◆ **What you need to do**
Scan the lines below for the word "Recall". Copy each line you find it in.

Provided records start

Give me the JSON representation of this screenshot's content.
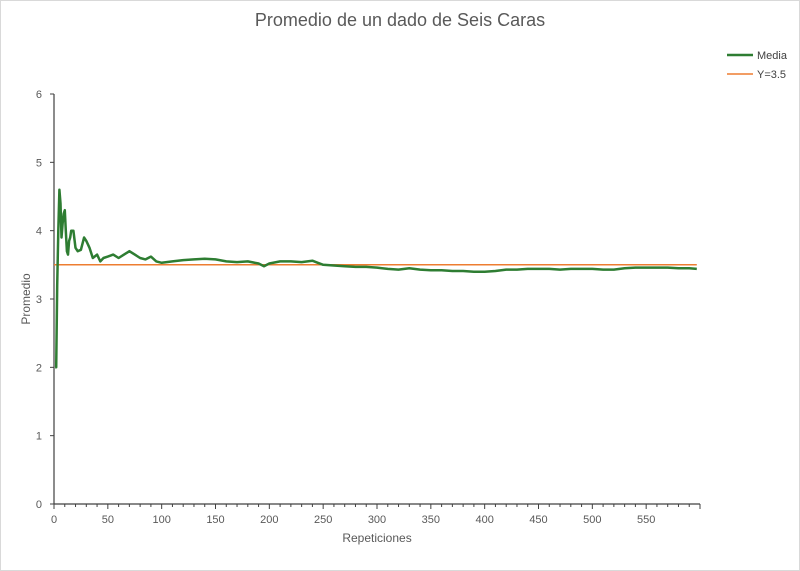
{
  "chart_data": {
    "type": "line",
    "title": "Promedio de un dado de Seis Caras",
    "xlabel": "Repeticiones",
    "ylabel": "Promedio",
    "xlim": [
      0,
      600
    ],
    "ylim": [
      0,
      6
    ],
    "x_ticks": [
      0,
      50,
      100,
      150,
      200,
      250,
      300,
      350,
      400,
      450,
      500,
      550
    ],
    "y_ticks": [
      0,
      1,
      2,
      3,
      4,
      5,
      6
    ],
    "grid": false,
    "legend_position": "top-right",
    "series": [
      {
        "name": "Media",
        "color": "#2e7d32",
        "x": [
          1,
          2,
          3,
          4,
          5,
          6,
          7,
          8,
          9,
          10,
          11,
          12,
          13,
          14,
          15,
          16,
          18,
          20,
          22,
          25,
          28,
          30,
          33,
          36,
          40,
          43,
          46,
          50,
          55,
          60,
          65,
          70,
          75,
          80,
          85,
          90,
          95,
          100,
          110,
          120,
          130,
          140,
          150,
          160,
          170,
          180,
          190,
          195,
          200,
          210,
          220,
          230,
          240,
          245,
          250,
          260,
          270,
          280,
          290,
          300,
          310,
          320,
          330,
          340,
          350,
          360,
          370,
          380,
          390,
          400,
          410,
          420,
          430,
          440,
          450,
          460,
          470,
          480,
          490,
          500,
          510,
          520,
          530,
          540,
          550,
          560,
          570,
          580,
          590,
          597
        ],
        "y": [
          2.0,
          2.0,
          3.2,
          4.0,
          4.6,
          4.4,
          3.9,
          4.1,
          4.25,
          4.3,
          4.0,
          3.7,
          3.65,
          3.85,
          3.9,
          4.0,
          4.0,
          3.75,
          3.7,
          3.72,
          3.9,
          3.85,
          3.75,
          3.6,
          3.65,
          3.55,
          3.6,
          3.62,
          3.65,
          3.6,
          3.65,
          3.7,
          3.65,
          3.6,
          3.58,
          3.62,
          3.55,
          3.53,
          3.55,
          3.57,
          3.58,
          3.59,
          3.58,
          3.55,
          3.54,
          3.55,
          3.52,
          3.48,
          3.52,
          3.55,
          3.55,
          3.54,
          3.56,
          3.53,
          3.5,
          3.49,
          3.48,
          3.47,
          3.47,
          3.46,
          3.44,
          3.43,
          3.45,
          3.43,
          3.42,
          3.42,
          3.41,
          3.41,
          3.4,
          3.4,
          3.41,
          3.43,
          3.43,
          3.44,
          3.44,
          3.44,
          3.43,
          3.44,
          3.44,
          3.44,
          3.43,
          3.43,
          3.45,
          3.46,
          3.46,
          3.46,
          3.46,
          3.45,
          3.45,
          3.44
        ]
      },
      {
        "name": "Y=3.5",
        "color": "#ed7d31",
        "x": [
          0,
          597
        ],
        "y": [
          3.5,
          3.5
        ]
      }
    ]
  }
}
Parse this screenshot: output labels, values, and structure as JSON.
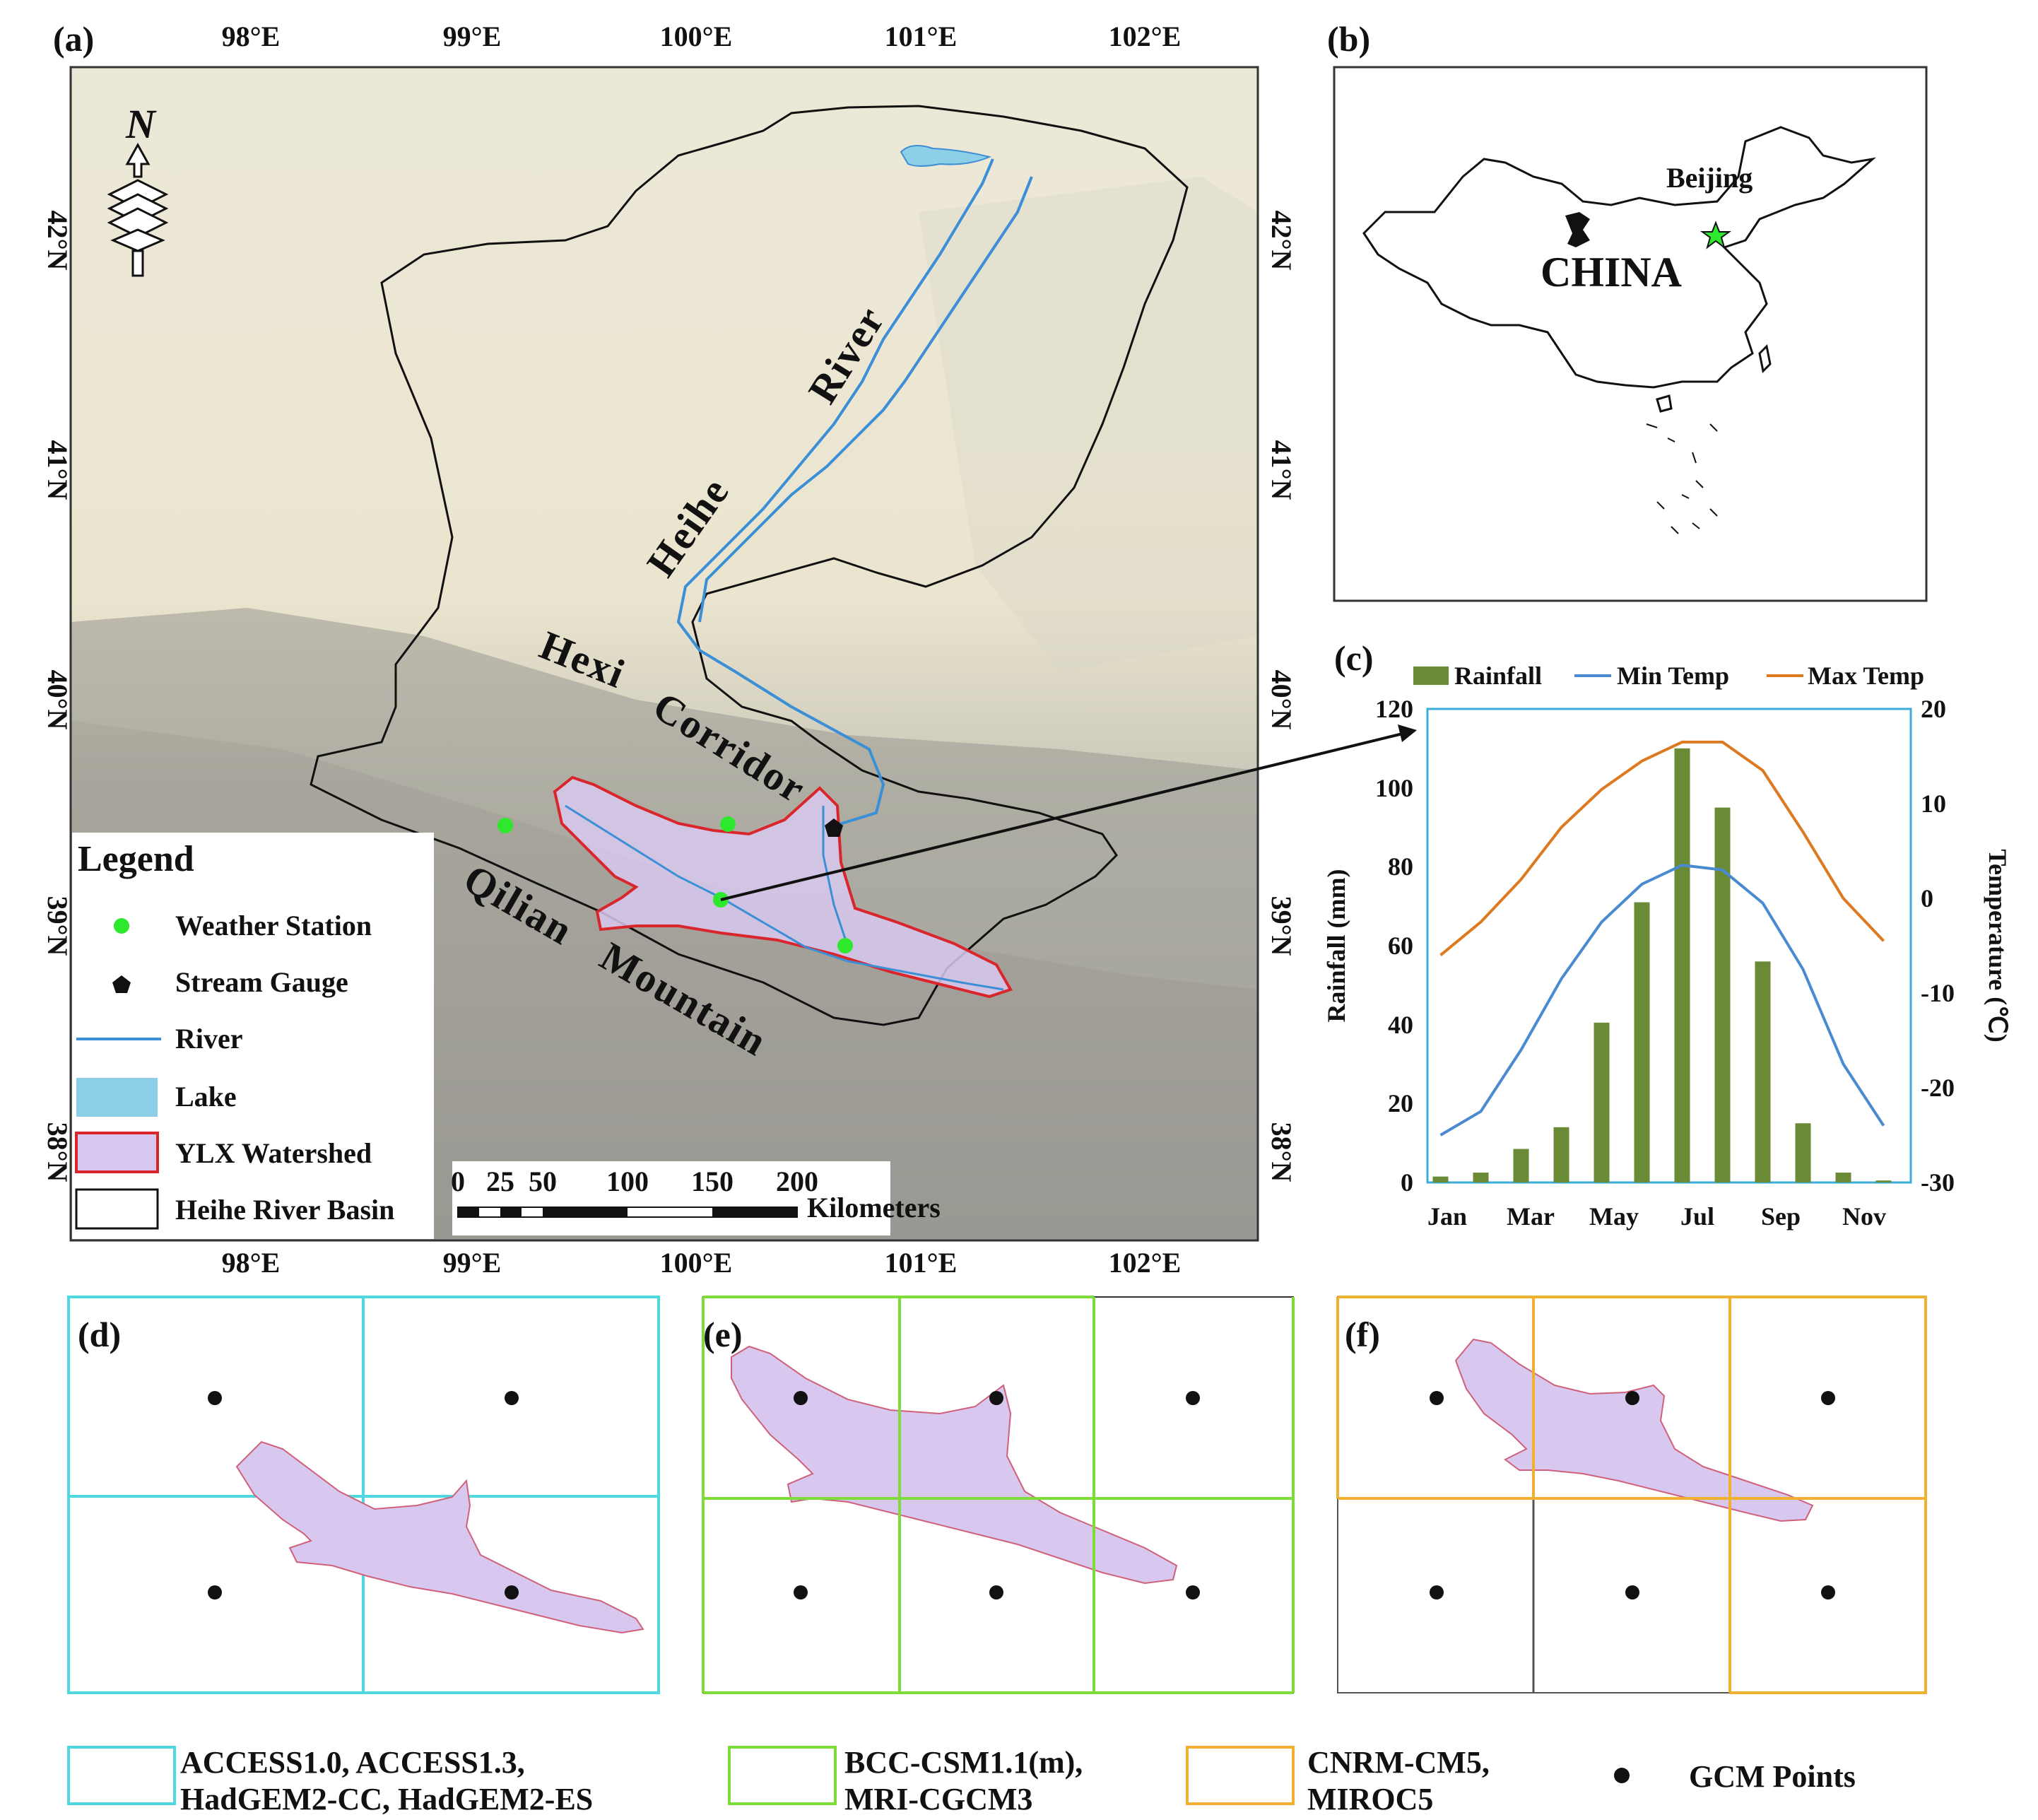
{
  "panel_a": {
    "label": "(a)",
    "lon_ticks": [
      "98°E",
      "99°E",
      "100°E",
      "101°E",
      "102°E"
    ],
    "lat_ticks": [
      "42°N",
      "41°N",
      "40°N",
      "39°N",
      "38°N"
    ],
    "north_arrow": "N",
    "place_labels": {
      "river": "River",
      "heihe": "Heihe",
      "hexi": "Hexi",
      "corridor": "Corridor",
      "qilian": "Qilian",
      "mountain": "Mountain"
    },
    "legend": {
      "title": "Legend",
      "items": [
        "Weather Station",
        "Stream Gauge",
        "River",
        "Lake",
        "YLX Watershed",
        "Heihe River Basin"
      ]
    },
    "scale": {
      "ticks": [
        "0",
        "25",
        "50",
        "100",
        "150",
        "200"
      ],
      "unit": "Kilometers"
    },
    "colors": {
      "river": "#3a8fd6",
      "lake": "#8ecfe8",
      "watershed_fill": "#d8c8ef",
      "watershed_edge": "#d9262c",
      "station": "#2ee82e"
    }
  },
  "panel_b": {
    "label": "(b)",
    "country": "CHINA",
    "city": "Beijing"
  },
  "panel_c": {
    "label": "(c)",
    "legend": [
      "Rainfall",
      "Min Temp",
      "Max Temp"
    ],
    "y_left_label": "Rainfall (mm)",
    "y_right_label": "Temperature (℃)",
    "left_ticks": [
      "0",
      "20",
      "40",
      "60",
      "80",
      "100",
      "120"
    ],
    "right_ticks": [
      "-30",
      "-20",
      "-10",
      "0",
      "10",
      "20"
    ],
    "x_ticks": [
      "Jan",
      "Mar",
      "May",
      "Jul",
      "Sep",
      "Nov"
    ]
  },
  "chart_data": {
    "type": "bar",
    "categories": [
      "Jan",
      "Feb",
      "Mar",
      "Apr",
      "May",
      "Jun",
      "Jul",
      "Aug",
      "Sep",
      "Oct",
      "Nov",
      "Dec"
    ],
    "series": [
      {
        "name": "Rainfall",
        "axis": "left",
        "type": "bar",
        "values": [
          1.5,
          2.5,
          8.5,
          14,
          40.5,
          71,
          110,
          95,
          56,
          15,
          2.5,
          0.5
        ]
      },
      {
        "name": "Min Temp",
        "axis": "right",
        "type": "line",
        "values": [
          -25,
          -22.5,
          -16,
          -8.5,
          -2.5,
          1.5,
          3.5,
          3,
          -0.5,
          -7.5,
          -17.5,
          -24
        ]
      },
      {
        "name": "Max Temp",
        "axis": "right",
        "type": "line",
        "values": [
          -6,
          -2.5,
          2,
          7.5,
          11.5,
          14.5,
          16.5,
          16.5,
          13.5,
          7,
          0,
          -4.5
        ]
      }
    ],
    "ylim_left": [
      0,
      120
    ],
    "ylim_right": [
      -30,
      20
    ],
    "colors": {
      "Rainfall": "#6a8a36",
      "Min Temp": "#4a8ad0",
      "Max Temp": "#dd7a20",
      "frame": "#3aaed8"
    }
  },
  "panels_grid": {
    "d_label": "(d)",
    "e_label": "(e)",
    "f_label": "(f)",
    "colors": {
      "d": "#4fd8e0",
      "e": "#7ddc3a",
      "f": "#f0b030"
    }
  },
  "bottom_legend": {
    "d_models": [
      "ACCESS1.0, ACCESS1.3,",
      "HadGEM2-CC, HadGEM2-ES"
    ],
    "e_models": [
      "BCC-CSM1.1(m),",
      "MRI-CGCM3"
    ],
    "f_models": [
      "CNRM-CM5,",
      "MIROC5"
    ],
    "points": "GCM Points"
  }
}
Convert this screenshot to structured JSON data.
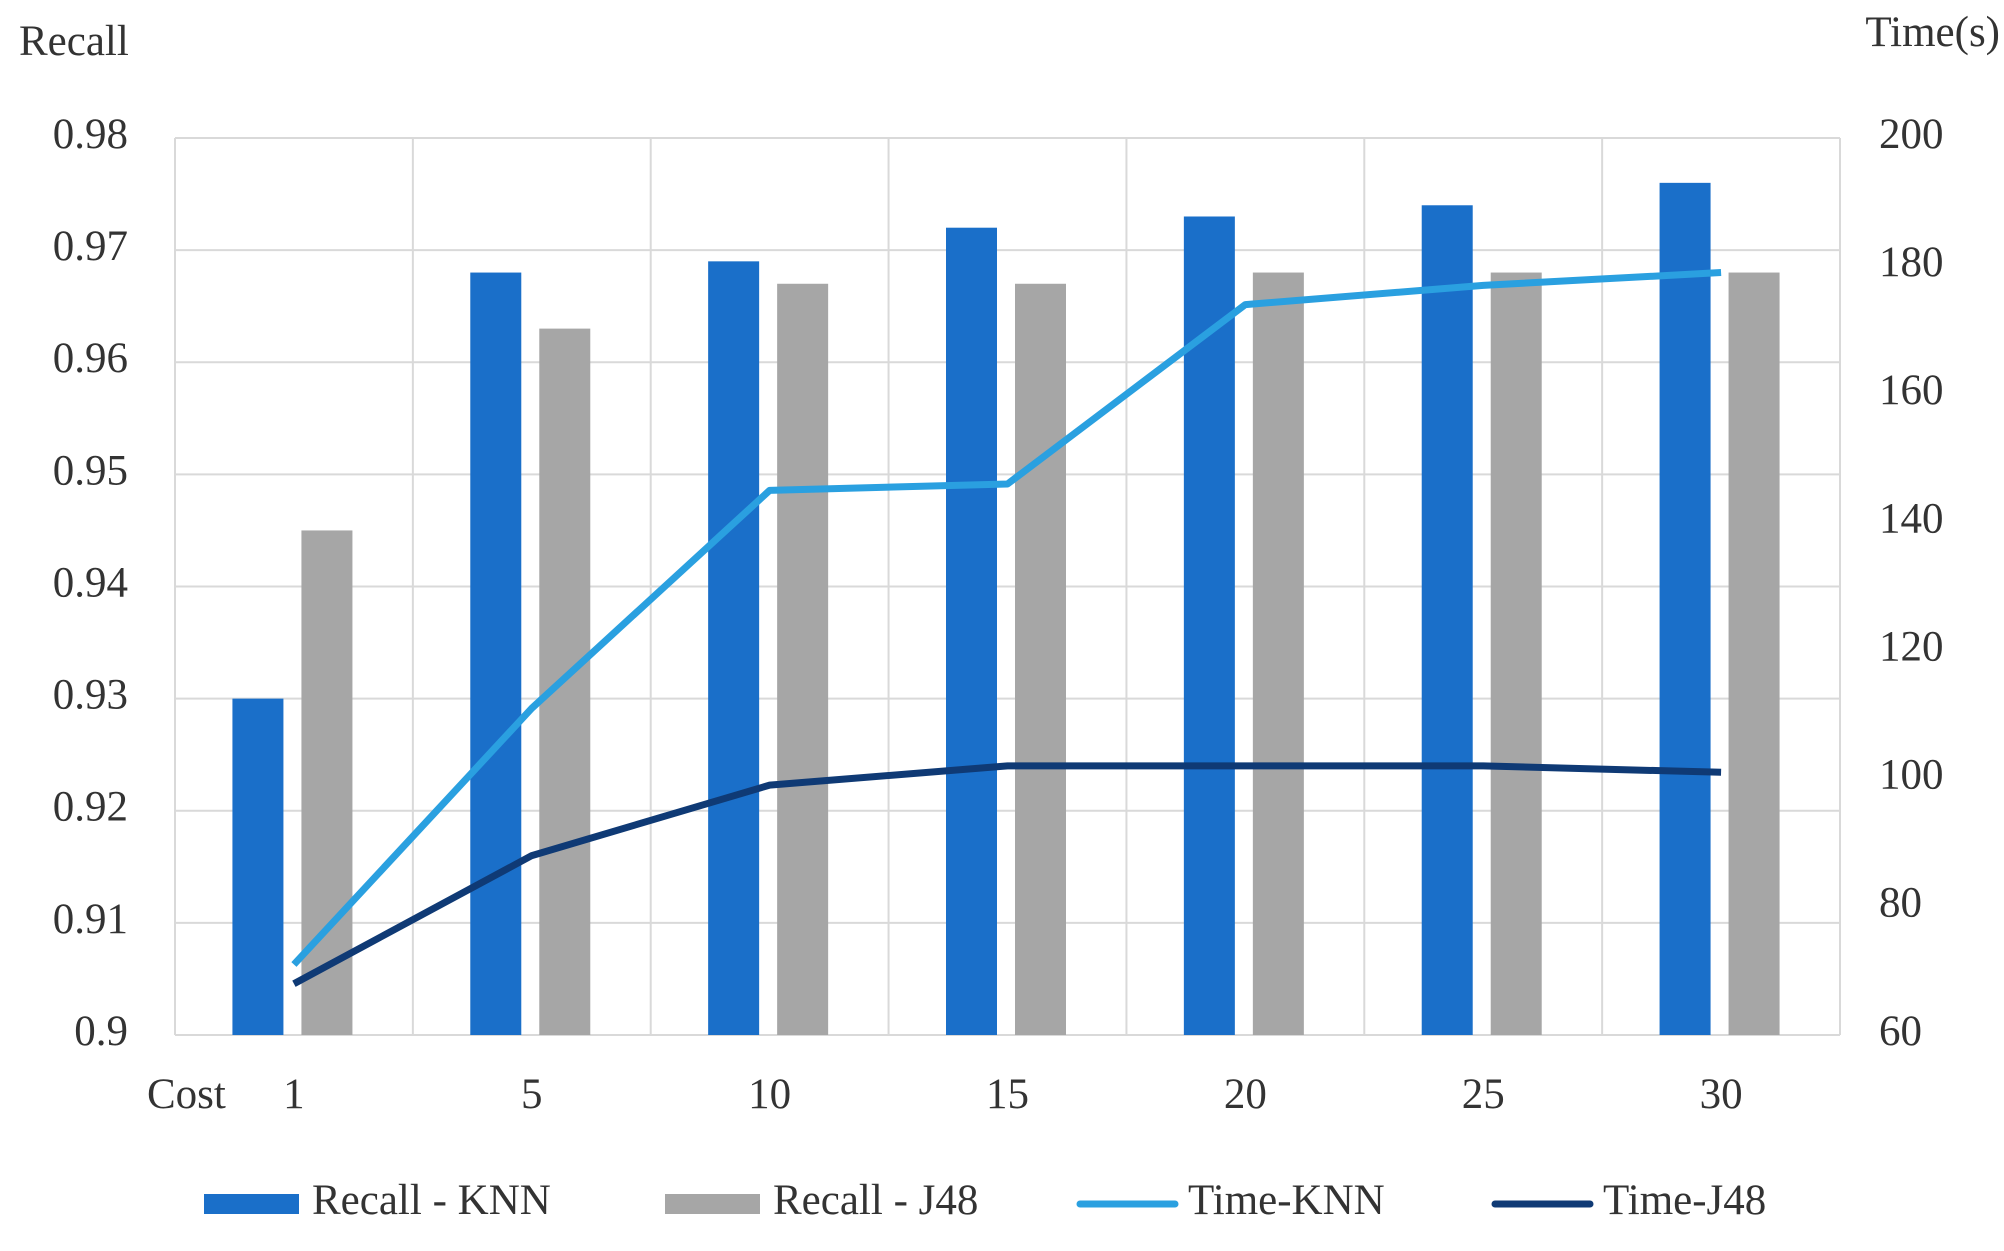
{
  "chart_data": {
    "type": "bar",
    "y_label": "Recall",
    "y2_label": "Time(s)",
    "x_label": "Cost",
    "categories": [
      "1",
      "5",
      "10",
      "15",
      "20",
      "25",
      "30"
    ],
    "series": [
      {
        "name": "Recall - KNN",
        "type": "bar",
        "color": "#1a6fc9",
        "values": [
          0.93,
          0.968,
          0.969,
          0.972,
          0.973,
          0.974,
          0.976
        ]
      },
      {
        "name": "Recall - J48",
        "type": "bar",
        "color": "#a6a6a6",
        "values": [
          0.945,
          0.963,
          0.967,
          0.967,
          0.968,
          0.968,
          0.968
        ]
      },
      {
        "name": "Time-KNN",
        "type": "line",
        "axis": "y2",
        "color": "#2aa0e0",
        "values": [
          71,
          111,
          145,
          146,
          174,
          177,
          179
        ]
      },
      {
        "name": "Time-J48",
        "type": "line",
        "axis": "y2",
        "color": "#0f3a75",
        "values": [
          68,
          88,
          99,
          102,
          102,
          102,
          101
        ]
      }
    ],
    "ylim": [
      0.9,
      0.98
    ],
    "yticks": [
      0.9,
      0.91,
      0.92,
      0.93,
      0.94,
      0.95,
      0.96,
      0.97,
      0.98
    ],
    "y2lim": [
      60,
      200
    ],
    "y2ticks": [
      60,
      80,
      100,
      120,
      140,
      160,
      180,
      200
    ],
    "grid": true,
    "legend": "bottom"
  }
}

Provided records end

◆ **Solution to the exercise**
    "y_label": "Recall",
        "name": "Recall - KNN",
        "name": "Recall - J48",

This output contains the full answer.